> **Provided entries**
● ● ● ●

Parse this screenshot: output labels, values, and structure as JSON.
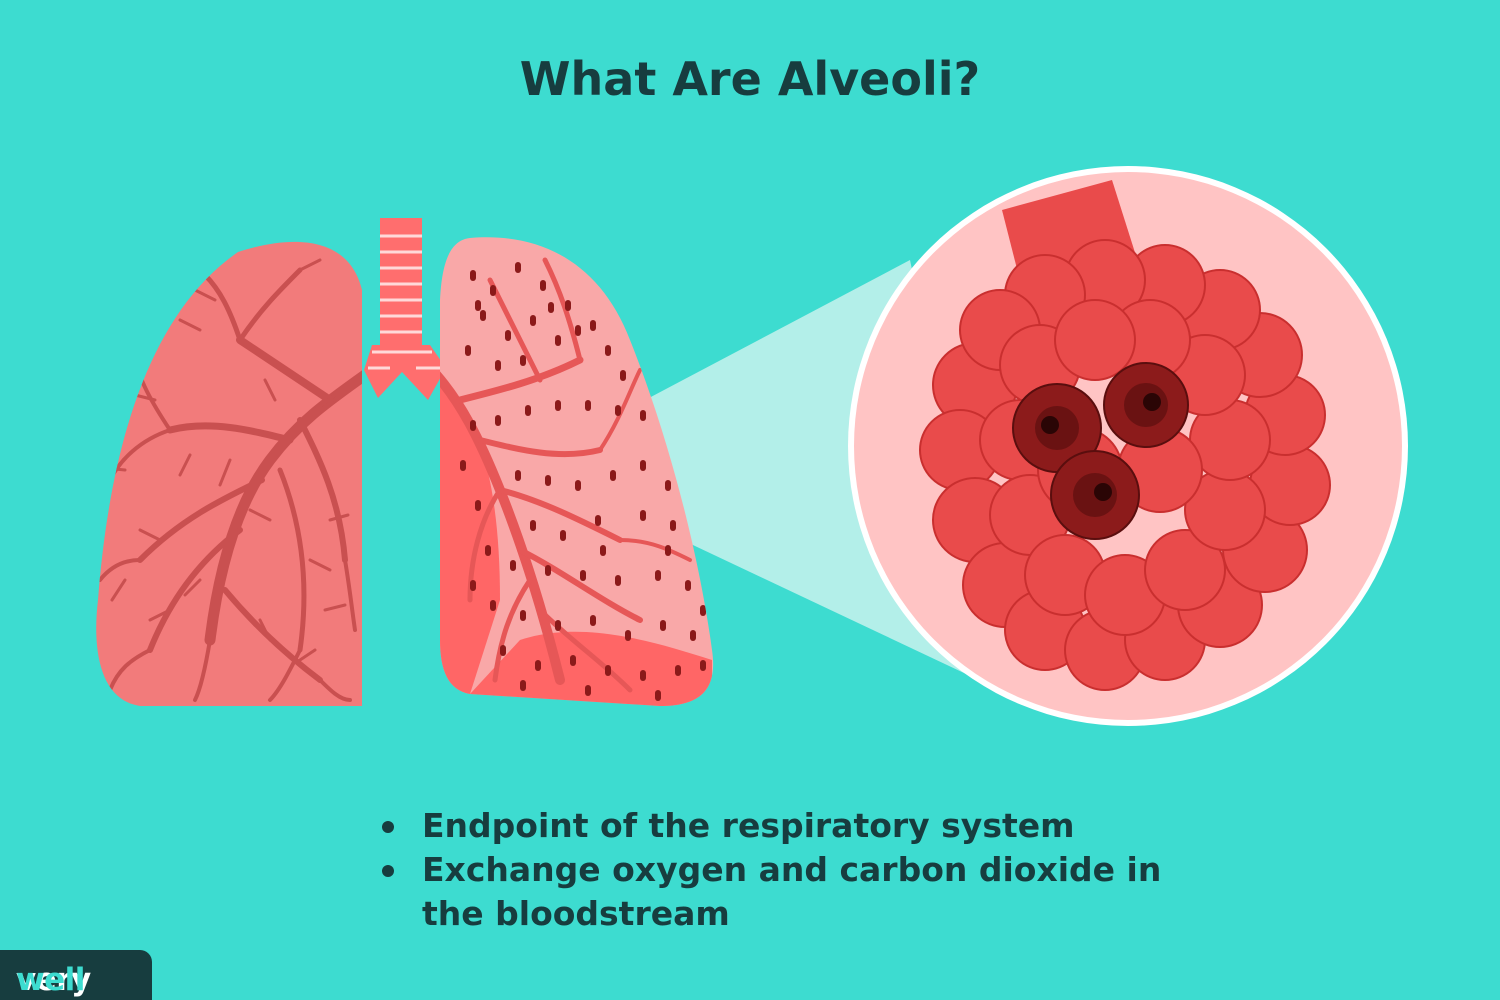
{
  "title": "What Are Alveoli?",
  "bullets": [
    {
      "text": "Endpoint of the respiratory system"
    },
    {
      "text": "Exchange oxygen and carbon dioxide in the bloodstream"
    }
  ],
  "logo": {
    "part1": "very",
    "part2": "well"
  },
  "colors": {
    "background": "#3ddcd0",
    "text_dark": "#173d3f",
    "lung_left": "#f27b7b",
    "lung_right": "#f9a8a8",
    "lung_right_inner": "#ff6666",
    "bronchi_left": "#c95050",
    "bronchi_right": "#e65757",
    "alveoli_dots": "#8b1a1a",
    "trachea": "#ff6e6e",
    "magnifier_fill": "#ffc4c4",
    "alveolus": "#e94b4b",
    "alveolus_dark": "#8c1b1b",
    "beam": "#b9efea"
  },
  "icons": [
    "lungs-illustration",
    "trachea",
    "bronchial-tree",
    "alveoli-cluster",
    "magnifier-circle",
    "zoom-beam"
  ]
}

● ● ● ●

Repeat the listing in full and exactly. Do not include any images.

> **Correct answer**
Parse this screenshot: output labels, values, and structure as JSON.
{
  "title": "What Are Alveoli?",
  "bullets": [
    {
      "text": "Endpoint of the respiratory system"
    },
    {
      "text": "Exchange oxygen and carbon dioxide in the bloodstream"
    }
  ],
  "logo": {
    "part1": "very",
    "part2": "well"
  },
  "colors": {
    "background": "#3ddcd0",
    "text_dark": "#173d3f",
    "lung_left": "#f27b7b",
    "lung_right": "#f9a8a8",
    "lung_right_inner": "#ff6666",
    "bronchi_left": "#c95050",
    "bronchi_right": "#e65757",
    "alveoli_dots": "#8b1a1a",
    "trachea": "#ff6e6e",
    "magnifier_fill": "#ffc4c4",
    "alveolus": "#e94b4b",
    "alveolus_dark": "#8c1b1b",
    "beam": "#b9efea"
  },
  "icons": [
    "lungs-illustration",
    "trachea",
    "bronchial-tree",
    "alveoli-cluster",
    "magnifier-circle",
    "zoom-beam"
  ]
}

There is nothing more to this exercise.